Element box annotations:
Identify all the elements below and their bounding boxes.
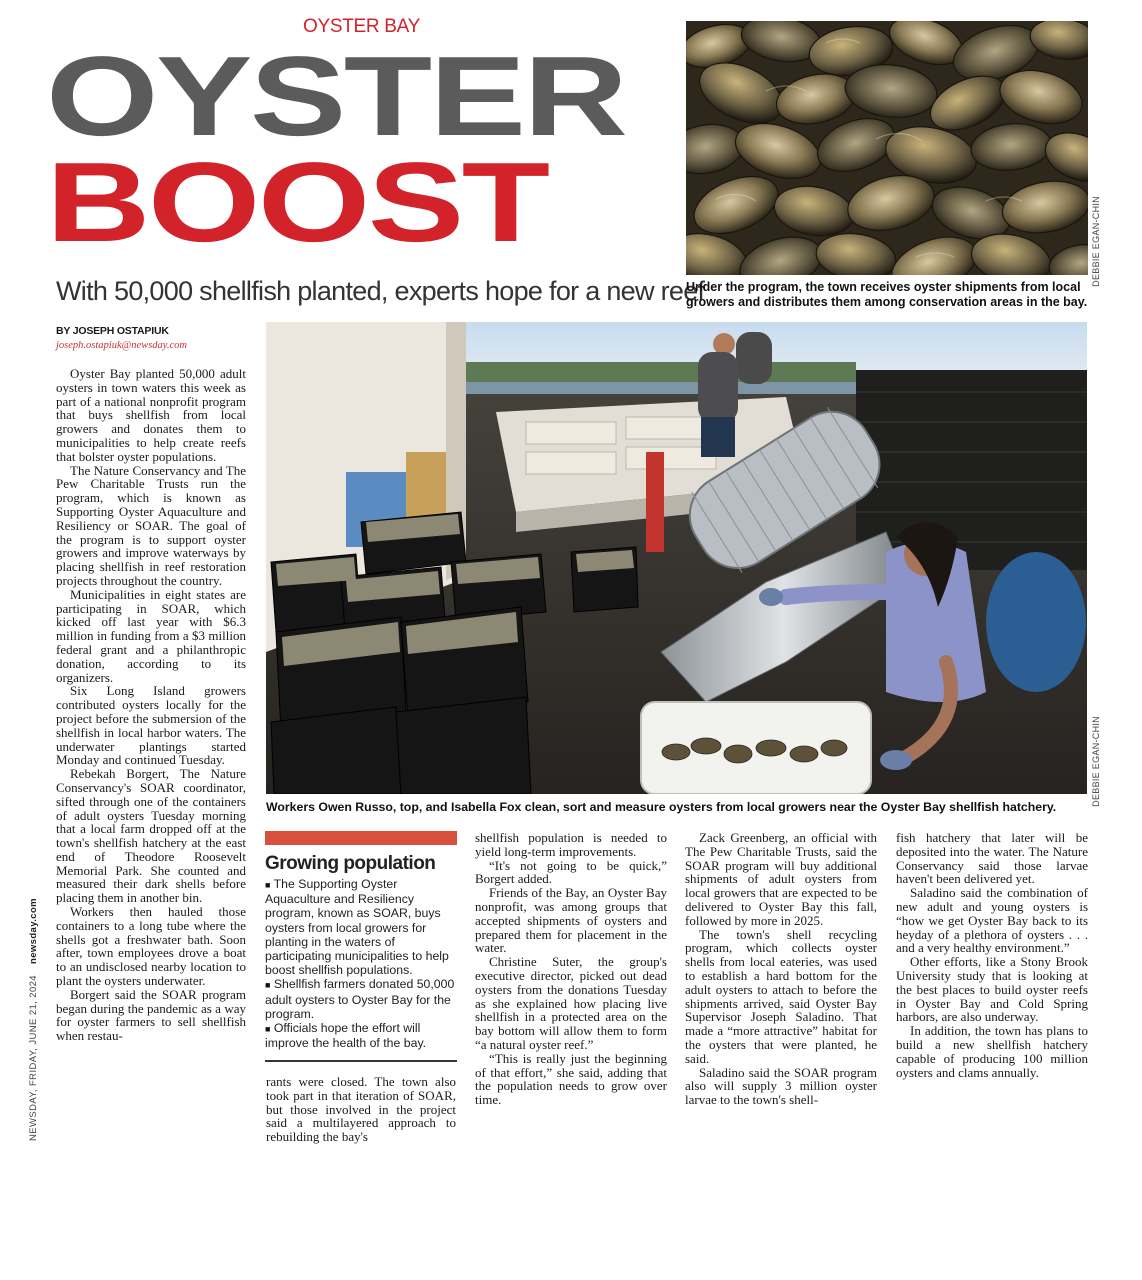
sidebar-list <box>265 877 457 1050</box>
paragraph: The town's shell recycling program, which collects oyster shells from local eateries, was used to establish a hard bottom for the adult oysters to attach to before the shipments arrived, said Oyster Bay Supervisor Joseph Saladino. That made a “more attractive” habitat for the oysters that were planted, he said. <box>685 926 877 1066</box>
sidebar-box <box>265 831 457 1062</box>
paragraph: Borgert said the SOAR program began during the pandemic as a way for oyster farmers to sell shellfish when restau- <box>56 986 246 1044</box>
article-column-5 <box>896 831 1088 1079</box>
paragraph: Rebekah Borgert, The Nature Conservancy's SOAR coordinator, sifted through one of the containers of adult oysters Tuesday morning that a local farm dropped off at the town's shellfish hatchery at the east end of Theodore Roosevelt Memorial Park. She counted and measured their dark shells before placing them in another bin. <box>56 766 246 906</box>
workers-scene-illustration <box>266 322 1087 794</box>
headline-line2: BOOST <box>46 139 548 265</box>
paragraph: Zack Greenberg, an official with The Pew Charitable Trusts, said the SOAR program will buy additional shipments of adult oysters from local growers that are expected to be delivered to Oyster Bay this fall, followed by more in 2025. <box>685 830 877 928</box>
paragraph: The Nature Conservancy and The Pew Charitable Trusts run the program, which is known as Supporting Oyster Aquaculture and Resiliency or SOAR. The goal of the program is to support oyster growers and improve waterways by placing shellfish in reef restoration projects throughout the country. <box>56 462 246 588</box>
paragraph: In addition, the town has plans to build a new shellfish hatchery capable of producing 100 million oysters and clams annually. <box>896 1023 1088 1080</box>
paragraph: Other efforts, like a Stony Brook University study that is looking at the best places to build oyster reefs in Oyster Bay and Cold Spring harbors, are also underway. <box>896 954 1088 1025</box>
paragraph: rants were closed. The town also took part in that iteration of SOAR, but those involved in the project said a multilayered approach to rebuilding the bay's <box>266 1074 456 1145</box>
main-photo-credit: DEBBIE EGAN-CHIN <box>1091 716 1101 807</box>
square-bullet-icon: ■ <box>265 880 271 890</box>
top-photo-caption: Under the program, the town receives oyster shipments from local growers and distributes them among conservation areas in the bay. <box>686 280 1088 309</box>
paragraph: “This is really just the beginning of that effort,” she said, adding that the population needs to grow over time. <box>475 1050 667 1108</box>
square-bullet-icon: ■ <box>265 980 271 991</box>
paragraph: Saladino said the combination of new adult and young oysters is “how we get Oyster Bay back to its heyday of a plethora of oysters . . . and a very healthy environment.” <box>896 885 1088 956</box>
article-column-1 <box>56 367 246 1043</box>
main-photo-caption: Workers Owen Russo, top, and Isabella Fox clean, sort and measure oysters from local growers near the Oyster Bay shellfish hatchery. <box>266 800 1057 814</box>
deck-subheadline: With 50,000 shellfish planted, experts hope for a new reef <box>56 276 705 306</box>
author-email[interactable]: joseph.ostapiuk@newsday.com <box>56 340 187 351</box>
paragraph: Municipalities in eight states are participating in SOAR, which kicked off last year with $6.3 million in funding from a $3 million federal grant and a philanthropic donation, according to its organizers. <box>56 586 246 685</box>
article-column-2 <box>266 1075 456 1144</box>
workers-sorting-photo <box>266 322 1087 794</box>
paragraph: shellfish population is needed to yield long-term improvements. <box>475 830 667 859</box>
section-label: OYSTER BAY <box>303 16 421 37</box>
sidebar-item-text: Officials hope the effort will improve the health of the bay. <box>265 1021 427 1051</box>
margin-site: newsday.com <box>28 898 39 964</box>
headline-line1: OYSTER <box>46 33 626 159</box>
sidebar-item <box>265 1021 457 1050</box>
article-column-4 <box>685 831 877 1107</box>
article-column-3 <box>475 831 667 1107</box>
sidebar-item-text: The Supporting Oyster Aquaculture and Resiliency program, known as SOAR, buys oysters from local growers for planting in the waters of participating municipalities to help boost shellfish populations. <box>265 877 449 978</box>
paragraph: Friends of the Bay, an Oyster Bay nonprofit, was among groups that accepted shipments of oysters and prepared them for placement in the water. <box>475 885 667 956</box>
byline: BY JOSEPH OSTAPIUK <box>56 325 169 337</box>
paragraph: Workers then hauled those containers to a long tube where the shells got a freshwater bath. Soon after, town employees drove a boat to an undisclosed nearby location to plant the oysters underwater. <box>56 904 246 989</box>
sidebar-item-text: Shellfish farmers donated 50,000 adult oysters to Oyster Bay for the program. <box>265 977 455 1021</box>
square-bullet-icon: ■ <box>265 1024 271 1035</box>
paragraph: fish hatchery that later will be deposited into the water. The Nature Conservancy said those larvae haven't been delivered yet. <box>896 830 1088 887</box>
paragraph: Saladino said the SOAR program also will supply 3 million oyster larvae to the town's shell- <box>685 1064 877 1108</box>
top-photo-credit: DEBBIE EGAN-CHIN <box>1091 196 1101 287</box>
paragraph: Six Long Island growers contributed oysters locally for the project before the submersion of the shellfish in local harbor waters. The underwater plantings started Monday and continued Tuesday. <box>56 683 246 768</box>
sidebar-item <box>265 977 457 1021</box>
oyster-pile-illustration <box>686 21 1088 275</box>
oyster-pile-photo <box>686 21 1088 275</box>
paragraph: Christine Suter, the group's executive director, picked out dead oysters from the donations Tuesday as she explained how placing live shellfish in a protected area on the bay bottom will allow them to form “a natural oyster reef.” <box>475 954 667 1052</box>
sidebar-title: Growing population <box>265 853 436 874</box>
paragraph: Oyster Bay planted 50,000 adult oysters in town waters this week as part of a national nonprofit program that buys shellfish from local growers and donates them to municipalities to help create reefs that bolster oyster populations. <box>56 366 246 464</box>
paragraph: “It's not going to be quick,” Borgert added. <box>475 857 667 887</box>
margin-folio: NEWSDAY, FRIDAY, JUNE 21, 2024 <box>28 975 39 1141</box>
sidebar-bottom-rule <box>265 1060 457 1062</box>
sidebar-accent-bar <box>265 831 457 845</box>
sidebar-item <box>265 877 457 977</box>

...

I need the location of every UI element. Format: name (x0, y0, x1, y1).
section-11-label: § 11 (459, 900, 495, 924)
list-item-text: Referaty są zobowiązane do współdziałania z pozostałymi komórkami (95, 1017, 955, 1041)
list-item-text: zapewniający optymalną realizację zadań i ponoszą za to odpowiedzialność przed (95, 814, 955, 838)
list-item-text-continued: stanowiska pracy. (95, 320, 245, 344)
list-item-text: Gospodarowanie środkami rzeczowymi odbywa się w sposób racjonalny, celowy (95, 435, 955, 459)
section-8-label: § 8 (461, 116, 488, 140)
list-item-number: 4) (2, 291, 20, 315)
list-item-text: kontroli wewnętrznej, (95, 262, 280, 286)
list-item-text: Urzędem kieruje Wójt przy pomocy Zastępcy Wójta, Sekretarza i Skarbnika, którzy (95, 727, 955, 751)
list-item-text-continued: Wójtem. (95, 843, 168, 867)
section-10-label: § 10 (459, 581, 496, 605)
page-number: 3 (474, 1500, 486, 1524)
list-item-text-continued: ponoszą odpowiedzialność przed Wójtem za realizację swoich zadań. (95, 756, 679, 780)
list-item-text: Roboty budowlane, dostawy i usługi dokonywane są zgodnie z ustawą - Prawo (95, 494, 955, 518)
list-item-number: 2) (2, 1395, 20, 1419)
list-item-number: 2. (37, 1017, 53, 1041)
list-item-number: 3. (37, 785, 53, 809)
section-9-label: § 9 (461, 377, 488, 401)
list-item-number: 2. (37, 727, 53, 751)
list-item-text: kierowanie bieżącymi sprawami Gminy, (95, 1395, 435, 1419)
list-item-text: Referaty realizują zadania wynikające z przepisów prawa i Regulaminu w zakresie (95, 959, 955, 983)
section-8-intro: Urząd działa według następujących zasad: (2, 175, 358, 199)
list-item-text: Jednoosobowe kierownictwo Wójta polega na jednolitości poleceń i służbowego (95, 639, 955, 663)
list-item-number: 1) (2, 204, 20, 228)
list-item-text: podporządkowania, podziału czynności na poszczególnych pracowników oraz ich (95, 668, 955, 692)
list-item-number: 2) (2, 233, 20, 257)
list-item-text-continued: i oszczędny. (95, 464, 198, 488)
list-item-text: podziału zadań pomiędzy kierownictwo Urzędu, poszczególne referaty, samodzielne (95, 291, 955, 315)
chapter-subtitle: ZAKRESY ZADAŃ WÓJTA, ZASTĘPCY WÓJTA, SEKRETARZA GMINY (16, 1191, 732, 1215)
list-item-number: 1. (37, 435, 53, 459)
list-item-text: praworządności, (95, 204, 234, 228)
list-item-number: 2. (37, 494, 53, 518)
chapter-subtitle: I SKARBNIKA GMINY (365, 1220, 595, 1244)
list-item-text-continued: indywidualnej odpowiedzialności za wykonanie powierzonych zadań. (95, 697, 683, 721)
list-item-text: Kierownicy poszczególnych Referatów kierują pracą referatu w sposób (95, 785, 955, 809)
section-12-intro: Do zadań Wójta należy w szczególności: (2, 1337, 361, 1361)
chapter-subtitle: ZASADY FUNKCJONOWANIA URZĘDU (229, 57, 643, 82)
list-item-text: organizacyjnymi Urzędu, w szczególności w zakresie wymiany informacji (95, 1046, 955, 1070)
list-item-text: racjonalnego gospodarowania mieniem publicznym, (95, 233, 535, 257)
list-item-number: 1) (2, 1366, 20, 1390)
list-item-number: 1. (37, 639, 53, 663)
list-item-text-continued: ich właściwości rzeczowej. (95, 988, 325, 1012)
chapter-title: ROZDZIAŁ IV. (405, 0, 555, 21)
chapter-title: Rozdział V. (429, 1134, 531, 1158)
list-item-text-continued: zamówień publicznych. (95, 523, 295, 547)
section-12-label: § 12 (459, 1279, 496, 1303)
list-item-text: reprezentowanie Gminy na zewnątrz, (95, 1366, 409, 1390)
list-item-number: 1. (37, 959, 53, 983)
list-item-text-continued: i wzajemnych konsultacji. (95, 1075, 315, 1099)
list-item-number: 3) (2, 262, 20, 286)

**EXERCISE:** Render everything from the line containing "sidebar-list <box>265 877 457 1050</box>" down to the line containing "headline-line2: BOOST <box>46" as a Markdown table with two columns, Index and Content. Give each line its own numbered row and leave out any blank lines.

**REPLY:**
| Index | Content |
|---|---|
| 1 | sidebar-list <box>265 877 457 1050</box> |
| 2 | paragraph: The town's shell recycling program, which collects oyster shells from local eateries, was used to establish a hard bottom for the adult oysters to attach to before the shipments arrived, said Oyster Bay Supervisor Joseph Saladino. That made a “more attractive” habitat for the oysters that were planted, he said. <box>685 926 877 1066</box> |
| 3 | sidebar-box <box>265 831 457 1062</box> |
| 4 | paragraph: Borgert said the SOAR program began during the pandemic as a way for oyster farmers to sell shellfish when restau- <box>56 986 246 1044</box> |
| 5 | article-column-5 <box>896 831 1088 1079</box> |
| 6 | paragraph: Rebekah Borgert, The Nature Conservancy's SOAR coordinator, sifted through one of the containers of adult oysters Tuesday morning that a local farm dropped off at the town's shellfish hatchery at the east end of Theodore Roosevelt Memorial Park. She counted and measured their dark shells before placing them in another bin. <box>56 766 246 906</box> |
| 7 | workers-scene-illustration <box>266 322 1087 794</box> |
| 8 | headline-line2: BOOST <box>46 139 548 265</box> |